• [The problem]: Skip every picture, then write out exactly the lines of the listing below from the line that contains "Output the text content of this document." through the final line.

• [Exercise data]:

··········

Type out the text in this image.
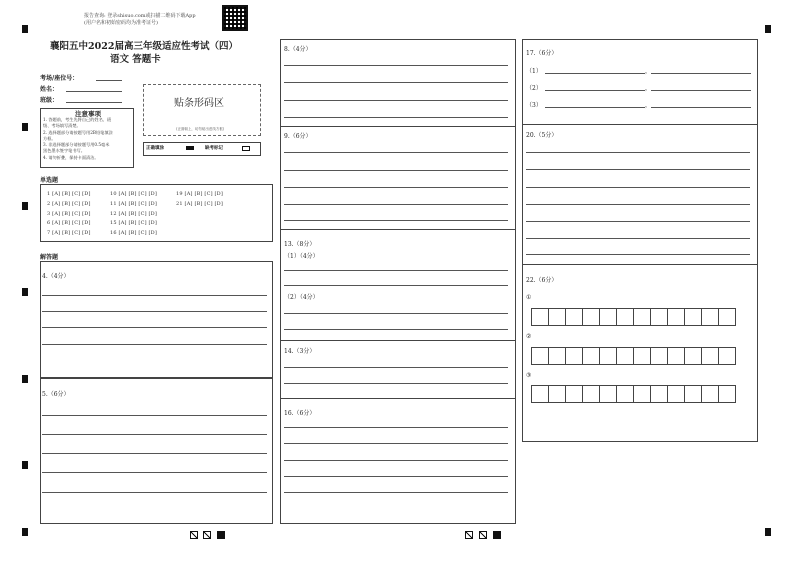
报告查询: 登录shisuo.com或扫描二维码下载App
(用户名和初始密码均为准考证号)
襄阳五中2022届高三年级适应性考试（四）
语文 答题卡
考场/座位号：
姓名：
班级：	贴条形码区
(正面朝上，切勿贴出虚线方框)
注意事项
1. 答题前，考生先将自己的姓名、班
级、考场填写清楚。
2. 选择题部分请按题号用2B铅笔填涂
方框。
3. 非选择题部分请按题号用0.5毫米
黑色墨水签字笔书写。
4. 请勿折叠，保持卡面清洁。
正确填涂	缺考标记
单选题
1 [A] [B] [C] [D]
2 [A] [B] [C] [D]
3 [A] [B] [C] [D]
6 [A] [B] [C] [D]
7 [A] [B] [C] [D]
10 [A] [B] [C] [D]
11 [A] [B] [C] [D]
12 [A] [B] [C] [D]
15 [A] [B] [C] [D]
16 [A] [B] [C] [D]
19 [A] [B] [C] [D]
21 [A] [B] [C] [D]
解答题
4.（4分）
5.（6分）
8.（4分）
9.（6分）
13.（8分）
（1）（4分）
（2）（4分）
14.（3分）
16.（6分）
17.（6分）
（1）	，
（2）	，
（3）	，
20.（5分）
22.（6分）
①
②
③
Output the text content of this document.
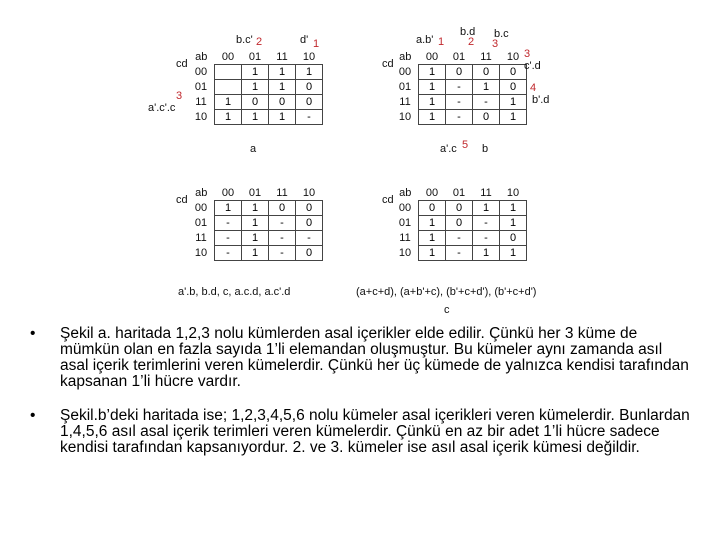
ab	00	01	11	10
00		1	1	1
01		1	1	0
11	1	0	0	0
10	1	1	1	-
cd
b.c' 2	d' 1
3
a'.c'.c
a
ab	00	01	11	10
00	1	0	0	0
01	1	-	1	0
11	1	-	-	1
10	1	-	0	1
cd
a.b' 1
b.d
2
b.c
3
3
c'.d
4
b'.d
a'.c 5 b
ab	00	01	11	10
00	1	1	0	0
01	-	1	-	0
11	-	1	-	-
10	-	1	-	0
cd
a'.b, b.d, c, a.c.d, a.c'.d
ab	00	01	11	10
00	0	0	1	1
01	1	0	-	1
11	1	-	-	0
10	1	-	1	1
cd
(a+c+d), (a+b'+c), (b'+c+d'), (b'+c+d')
c
•	Şekil a. haritada 1,2,3 nolu kümlerden asal içerikler elde edilir. Çünkü her 3 küme de mümkün olan en fazla sayıda 1’li elemandan oluşmuştur. Bu kümeler aynı zamanda asıl asal içerik terimlerini veren kümelerdir. Çünkü her üç kümede de yalnızca kendisi tarafından kapsanan 1’li hücre vardır.
•	Şekil.b’deki haritada ise; 1,2,3,4,5,6 nolu kümeler asal içerikleri veren kümelerdir. Bunlardan 1,4,5,6 asıl asal içerik terimleri veren kümelerdir. Çünkü en az bir adet 1’li hücre sadece kendisi tarafından kapsanıyordur. 2. ve 3. kümeler ise asıl asal içerik kümesi değildir.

··········

• [Task result]:
Output the text content of this document.
ab	00	01	11	10
00		1	1	1
01		1	1	0
11	1	0	0	0
10	1	1	1	-
cd
b.c' 2	d' 1
3
a'.c'.c
a
ab	00	01	11	10
00	1	0	0	0
01	1	-	1	0
11	1	-	-	1
10	1	-	0	1
cd
a.b' 1
b.d
2
b.c
3
3
c'.d
4
b'.d
a'.c 5 b
ab	00	01	11	10
00	1	1	0	0
01	-	1	-	0
11	-	1	-	-
10	-	1	-	0
cd
a'.b, b.d, c, a.c.d, a.c'.d
ab	00	01	11	10
00	0	0	1	1
01	1	0	-	1
11	1	-	-	0
10	1	-	1	1
cd
(a+c+d), (a+b'+c), (b'+c+d'), (b'+c+d')
c
•	Şekil a. haritada 1,2,3 nolu kümlerden asal içerikler elde edilir. Çünkü her 3 küme de mümkün olan en fazla sayıda 1’li elemandan oluşmuştur. Bu kümeler aynı zamanda asıl asal içerik terimlerini veren kümelerdir. Çünkü her üç kümede de yalnızca kendisi tarafından kapsanan 1’li hücre vardır.
•	Şekil.b’deki haritada ise; 1,2,3,4,5,6 nolu kümeler asal içerikleri veren kümelerdir. Bunlardan 1,4,5,6 asıl asal içerik terimleri veren kümelerdir. Çünkü en az bir adet 1’li hücre sadece kendisi tarafından kapsanıyordur. 2. ve 3. kümeler ise asıl asal içerik kümesi değildir.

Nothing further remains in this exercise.